## The exercise
Write the data below out exactly as it stands. Do not include the pictures.

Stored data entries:
☆ ☆ ☆
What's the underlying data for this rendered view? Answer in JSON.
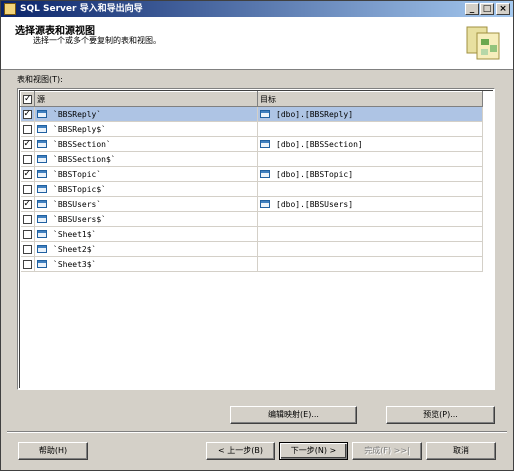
{
  "window": {
    "title": "SQL Server 导入和导出向导",
    "minimize": "_",
    "maximize": "□",
    "close": "×"
  },
  "header": {
    "title": "选择源表和源视图",
    "subtitle": "选择一个或多个要复制的表和视图。"
  },
  "list_label": "表和视图(T):",
  "columns": {
    "source": "源",
    "destination": "目标"
  },
  "rows": [
    {
      "checked": true,
      "source": "`BBSReply`",
      "destination": "[dbo].[BBSReply]",
      "selected": true
    },
    {
      "checked": false,
      "source": "`BBSReply$`",
      "destination": ""
    },
    {
      "checked": true,
      "source": "`BBSSection`",
      "destination": "[dbo].[BBSSection]"
    },
    {
      "checked": false,
      "source": "`BBSSection$`",
      "destination": ""
    },
    {
      "checked": true,
      "source": "`BBSTopic`",
      "destination": "[dbo].[BBSTopic]"
    },
    {
      "checked": false,
      "source": "`BBSTopic$`",
      "destination": ""
    },
    {
      "checked": true,
      "source": "`BBSUsers`",
      "destination": "[dbo].[BBSUsers]"
    },
    {
      "checked": false,
      "source": "`BBSUsers$`",
      "destination": ""
    },
    {
      "checked": false,
      "source": "`Sheet1$`",
      "destination": ""
    },
    {
      "checked": false,
      "source": "`Sheet2$`",
      "destination": ""
    },
    {
      "checked": false,
      "source": "`Sheet3$`",
      "destination": ""
    }
  ],
  "buttons": {
    "edit_mappings": "编辑映射(E)...",
    "preview": "预览(P)...",
    "help": "帮助(H)",
    "back": "< 上一步(B)",
    "next": "下一步(N) >",
    "finish": "完成(F) >>|",
    "cancel": "取消"
  },
  "colors": {
    "title_gradient_start": "#0a246a",
    "title_gradient_end": "#a6caf0",
    "selection": "#aec4e4",
    "face": "#d4d0c8"
  }
}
☆ ☆ ☆
## Reply
What's the underlying data for this rendered view? Answer in JSON.
{
  "window": {
    "title": "SQL Server 导入和导出向导",
    "minimize": "_",
    "maximize": "□",
    "close": "×"
  },
  "header": {
    "title": "选择源表和源视图",
    "subtitle": "选择一个或多个要复制的表和视图。"
  },
  "list_label": "表和视图(T):",
  "columns": {
    "source": "源",
    "destination": "目标"
  },
  "rows": [
    {
      "checked": true,
      "source": "`BBSReply`",
      "destination": "[dbo].[BBSReply]",
      "selected": true
    },
    {
      "checked": false,
      "source": "`BBSReply$`",
      "destination": ""
    },
    {
      "checked": true,
      "source": "`BBSSection`",
      "destination": "[dbo].[BBSSection]"
    },
    {
      "checked": false,
      "source": "`BBSSection$`",
      "destination": ""
    },
    {
      "checked": true,
      "source": "`BBSTopic`",
      "destination": "[dbo].[BBSTopic]"
    },
    {
      "checked": false,
      "source": "`BBSTopic$`",
      "destination": ""
    },
    {
      "checked": true,
      "source": "`BBSUsers`",
      "destination": "[dbo].[BBSUsers]"
    },
    {
      "checked": false,
      "source": "`BBSUsers$`",
      "destination": ""
    },
    {
      "checked": false,
      "source": "`Sheet1$`",
      "destination": ""
    },
    {
      "checked": false,
      "source": "`Sheet2$`",
      "destination": ""
    },
    {
      "checked": false,
      "source": "`Sheet3$`",
      "destination": ""
    }
  ],
  "buttons": {
    "edit_mappings": "编辑映射(E)...",
    "preview": "预览(P)...",
    "help": "帮助(H)",
    "back": "< 上一步(B)",
    "next": "下一步(N) >",
    "finish": "完成(F) >>|",
    "cancel": "取消"
  },
  "colors": {
    "title_gradient_start": "#0a246a",
    "title_gradient_end": "#a6caf0",
    "selection": "#aec4e4",
    "face": "#d4d0c8"
  }
}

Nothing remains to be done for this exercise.